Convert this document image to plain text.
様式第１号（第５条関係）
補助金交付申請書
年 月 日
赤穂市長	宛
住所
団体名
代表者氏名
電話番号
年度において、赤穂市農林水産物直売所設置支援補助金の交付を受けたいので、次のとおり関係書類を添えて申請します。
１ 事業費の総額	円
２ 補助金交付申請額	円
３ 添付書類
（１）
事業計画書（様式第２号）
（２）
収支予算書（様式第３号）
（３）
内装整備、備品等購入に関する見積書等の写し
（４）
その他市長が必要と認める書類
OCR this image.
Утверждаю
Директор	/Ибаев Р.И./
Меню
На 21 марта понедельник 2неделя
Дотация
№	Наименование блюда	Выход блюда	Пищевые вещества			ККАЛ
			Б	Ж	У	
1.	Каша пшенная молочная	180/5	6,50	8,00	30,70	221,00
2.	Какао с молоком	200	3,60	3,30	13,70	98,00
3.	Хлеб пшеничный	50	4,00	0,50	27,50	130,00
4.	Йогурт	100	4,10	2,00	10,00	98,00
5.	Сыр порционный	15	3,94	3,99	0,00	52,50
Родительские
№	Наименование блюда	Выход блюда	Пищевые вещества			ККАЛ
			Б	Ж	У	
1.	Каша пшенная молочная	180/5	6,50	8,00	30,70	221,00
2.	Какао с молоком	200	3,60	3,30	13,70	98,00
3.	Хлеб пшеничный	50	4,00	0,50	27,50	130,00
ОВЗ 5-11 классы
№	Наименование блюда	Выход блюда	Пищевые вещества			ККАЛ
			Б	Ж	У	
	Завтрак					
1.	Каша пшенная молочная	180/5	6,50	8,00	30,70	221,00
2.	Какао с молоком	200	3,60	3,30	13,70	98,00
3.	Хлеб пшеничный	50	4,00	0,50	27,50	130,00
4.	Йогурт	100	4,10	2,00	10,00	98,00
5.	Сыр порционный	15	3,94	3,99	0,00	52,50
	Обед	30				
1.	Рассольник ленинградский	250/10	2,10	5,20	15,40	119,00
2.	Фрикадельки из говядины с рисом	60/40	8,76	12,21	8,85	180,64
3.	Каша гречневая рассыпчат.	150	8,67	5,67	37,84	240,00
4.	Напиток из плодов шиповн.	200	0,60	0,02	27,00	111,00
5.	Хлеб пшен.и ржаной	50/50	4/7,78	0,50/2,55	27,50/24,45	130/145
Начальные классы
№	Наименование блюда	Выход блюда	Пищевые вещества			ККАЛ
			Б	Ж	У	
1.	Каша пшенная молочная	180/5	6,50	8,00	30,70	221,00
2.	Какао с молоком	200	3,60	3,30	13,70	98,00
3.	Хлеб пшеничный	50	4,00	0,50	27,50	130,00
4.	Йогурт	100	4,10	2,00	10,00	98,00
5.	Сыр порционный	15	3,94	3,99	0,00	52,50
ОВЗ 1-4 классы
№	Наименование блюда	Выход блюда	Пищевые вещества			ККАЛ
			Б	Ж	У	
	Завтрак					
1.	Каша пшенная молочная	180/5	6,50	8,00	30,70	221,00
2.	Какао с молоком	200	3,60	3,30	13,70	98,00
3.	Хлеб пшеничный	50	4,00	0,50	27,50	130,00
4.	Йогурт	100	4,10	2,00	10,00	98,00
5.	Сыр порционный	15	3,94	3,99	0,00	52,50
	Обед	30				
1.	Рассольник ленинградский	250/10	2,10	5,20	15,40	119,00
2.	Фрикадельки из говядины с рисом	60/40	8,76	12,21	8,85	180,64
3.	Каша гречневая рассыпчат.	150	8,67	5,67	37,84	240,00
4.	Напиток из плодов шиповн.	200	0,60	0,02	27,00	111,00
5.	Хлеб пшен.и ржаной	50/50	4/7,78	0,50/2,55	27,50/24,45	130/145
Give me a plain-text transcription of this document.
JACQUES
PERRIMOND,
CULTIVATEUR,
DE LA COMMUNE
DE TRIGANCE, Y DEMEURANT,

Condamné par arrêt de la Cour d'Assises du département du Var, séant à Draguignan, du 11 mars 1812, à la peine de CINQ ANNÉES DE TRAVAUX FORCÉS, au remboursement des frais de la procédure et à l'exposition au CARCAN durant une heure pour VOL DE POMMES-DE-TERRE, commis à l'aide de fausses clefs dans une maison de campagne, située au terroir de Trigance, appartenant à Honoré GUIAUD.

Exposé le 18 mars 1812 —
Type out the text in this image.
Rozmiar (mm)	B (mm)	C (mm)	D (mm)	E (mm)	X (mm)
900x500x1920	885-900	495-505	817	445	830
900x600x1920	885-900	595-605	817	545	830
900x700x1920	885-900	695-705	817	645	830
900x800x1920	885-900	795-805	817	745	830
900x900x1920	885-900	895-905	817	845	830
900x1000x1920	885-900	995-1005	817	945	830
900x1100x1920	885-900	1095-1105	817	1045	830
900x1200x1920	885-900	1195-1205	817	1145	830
----------
• SET PROBLEM:
Copy out all of the records above with nothing altered.

• EXERCISE ANSWER:
Convert this document image to plain text.
様式第１号（第５条関係）
補助金交付申請書
年 月 日
赤穂市長	宛
住所
団体名
代表者氏名
電話番号
年度において、赤穂市農林水産物直売所設置支援補助金の交付を受けたいので、次のとおり関係書類を添えて申請します。
１ 事業費の総額	円
２ 補助金交付申請額	円
３ 添付書類
（１）
事業計画書（様式第２号）
（２）
収支予算書（様式第３号）
（３）
内装整備、備品等購入に関する見積書等の写し
（４）
その他市長が必要と認める書類
OCR this image.
Утверждаю
Директор	/Ибаев Р.И./
Меню
На 21 марта понедельник 2неделя
Дотация
№	Наименование блюда	Выход блюда	Пищевые вещества			ККАЛ
			Б	Ж	У	
1.	Каша пшенная молочная	180/5	6,50	8,00	30,70	221,00
2.	Какао с молоком	200	3,60	3,30	13,70	98,00
3.	Хлеб пшеничный	50	4,00	0,50	27,50	130,00
4.	Йогурт	100	4,10	2,00	10,00	98,00
5.	Сыр порционный	15	3,94	3,99	0,00	52,50
Родительские
№	Наименование блюда	Выход блюда	Пищевые вещества			ККАЛ
			Б	Ж	У	
1.	Каша пшенная молочная	180/5	6,50	8,00	30,70	221,00
2.	Какао с молоком	200	3,60	3,30	13,70	98,00
3.	Хлеб пшеничный	50	4,00	0,50	27,50	130,00
ОВЗ 5-11 классы
№	Наименование блюда	Выход блюда	Пищевые вещества			ККАЛ
			Б	Ж	У	
	Завтрак					
1.	Каша пшенная молочная	180/5	6,50	8,00	30,70	221,00
2.	Какао с молоком	200	3,60	3,30	13,70	98,00
3.	Хлеб пшеничный	50	4,00	0,50	27,50	130,00
4.	Йогурт	100	4,10	2,00	10,00	98,00
5.	Сыр порционный	15	3,94	3,99	0,00	52,50
	Обед	30				
1.	Рассольник ленинградский	250/10	2,10	5,20	15,40	119,00
2.	Фрикадельки из говядины с рисом	60/40	8,76	12,21	8,85	180,64
3.	Каша гречневая рассыпчат.	150	8,67	5,67	37,84	240,00
4.	Напиток из плодов шиповн.	200	0,60	0,02	27,00	111,00
5.	Хлеб пшен.и ржаной	50/50	4/7,78	0,50/2,55	27,50/24,45	130/145
Начальные классы
№	Наименование блюда	Выход блюда	Пищевые вещества			ККАЛ
			Б	Ж	У	
1.	Каша пшенная молочная	180/5	6,50	8,00	30,70	221,00
2.	Какао с молоком	200	3,60	3,30	13,70	98,00
3.	Хлеб пшеничный	50	4,00	0,50	27,50	130,00
4.	Йогурт	100	4,10	2,00	10,00	98,00
5.	Сыр порционный	15	3,94	3,99	0,00	52,50
ОВЗ 1-4 классы
№	Наименование блюда	Выход блюда	Пищевые вещества			ККАЛ
			Б	Ж	У	
	Завтрак					
1.	Каша пшенная молочная	180/5	6,50	8,00	30,70	221,00
2.	Какао с молоком	200	3,60	3,30	13,70	98,00
3.	Хлеб пшеничный	50	4,00	0,50	27,50	130,00
4.	Йогурт	100	4,10	2,00	10,00	98,00
5.	Сыр порционный	15	3,94	3,99	0,00	52,50
	Обед	30				
1.	Рассольник ленинградский	250/10	2,10	5,20	15,40	119,00
2.	Фрикадельки из говядины с рисом	60/40	8,76	12,21	8,85	180,64
3.	Каша гречневая рассыпчат.	150	8,67	5,67	37,84	240,00
4.	Напиток из плодов шиповн.	200	0,60	0,02	27,00	111,00
5.	Хлеб пшен.и ржаной	50/50	4/7,78	0,50/2,55	27,50/24,45	130/145
Give me a plain-text transcription of this document.
JACQUES
PERRIMOND,
CULTIVATEUR,
DE LA COMMUNE
DE TRIGANCE, Y DEMEURANT,

Condamné par arrêt de la Cour d'Assises du département du Var, séant à Draguignan, du 11 mars 1812, à la peine de CINQ ANNÉES DE TRAVAUX FORCÉS, au remboursement des frais de la procédure et à l'exposition au CARCAN durant une heure pour VOL DE POMMES-DE-TERRE, commis à l'aide de fausses clefs dans une maison de campagne, située au terroir de Trigance, appartenant à Honoré GUIAUD.

Exposé le 18 mars 1812 —
Type out the text in this image.
Rozmiar (mm)	B (mm)	C (mm)	D (mm)	E (mm)	X (mm)
900x500x1920	885-900	495-505	817	445	830
900x600x1920	885-900	595-605	817	545	830
900x700x1920	885-900	695-705	817	645	830
900x800x1920	885-900	795-805	817	745	830
900x900x1920	885-900	895-905	817	845	830
900x1000x1920	885-900	995-1005	817	945	830
900x1100x1920	885-900	1095-1105	817	1045	830
900x1200x1920	885-900	1195-1205	817	1145	830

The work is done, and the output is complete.